Written instruction
Exactly as written, quote every line that follows, skipping the images.

Dataset records on visual material:
━━━━━━
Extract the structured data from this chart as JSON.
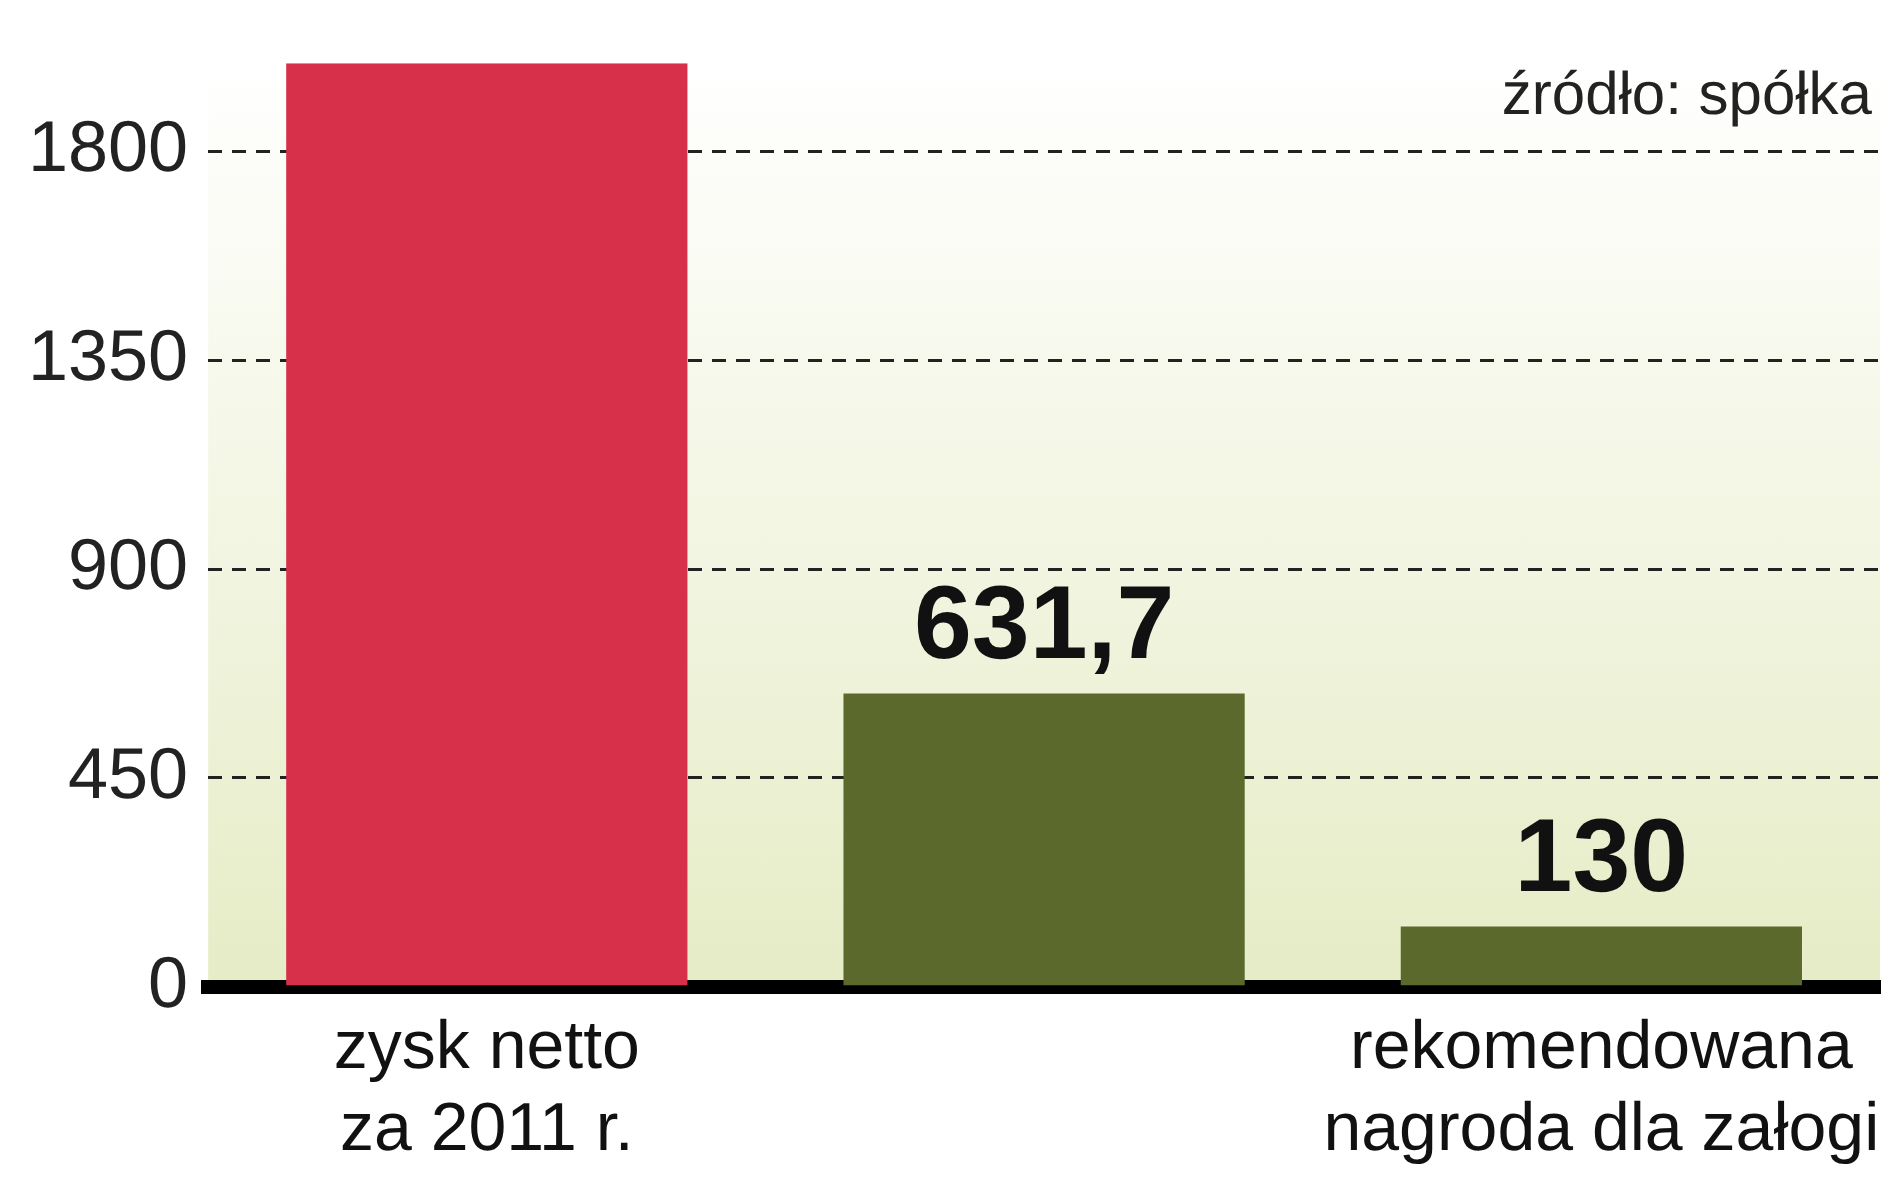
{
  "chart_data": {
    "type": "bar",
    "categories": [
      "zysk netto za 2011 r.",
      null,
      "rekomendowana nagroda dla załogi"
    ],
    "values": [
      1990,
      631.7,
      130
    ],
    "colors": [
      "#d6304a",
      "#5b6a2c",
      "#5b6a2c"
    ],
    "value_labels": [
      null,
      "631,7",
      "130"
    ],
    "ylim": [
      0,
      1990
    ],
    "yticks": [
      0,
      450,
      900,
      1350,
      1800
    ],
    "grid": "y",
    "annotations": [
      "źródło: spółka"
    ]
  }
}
━━━━━━
Final result
Extract the structured data from this chart as JSON.
{
  "chart_data": {
    "type": "bar",
    "categories": [
      "zysk netto za 2011 r.",
      null,
      "rekomendowana nagroda dla załogi"
    ],
    "values": [
      1990,
      631.7,
      130
    ],
    "colors": [
      "#d6304a",
      "#5b6a2c",
      "#5b6a2c"
    ],
    "value_labels": [
      null,
      "631,7",
      "130"
    ],
    "ylim": [
      0,
      1990
    ],
    "yticks": [
      0,
      450,
      900,
      1350,
      1800
    ],
    "grid": "y",
    "annotations": [
      "źródło: spółka"
    ]
  }
}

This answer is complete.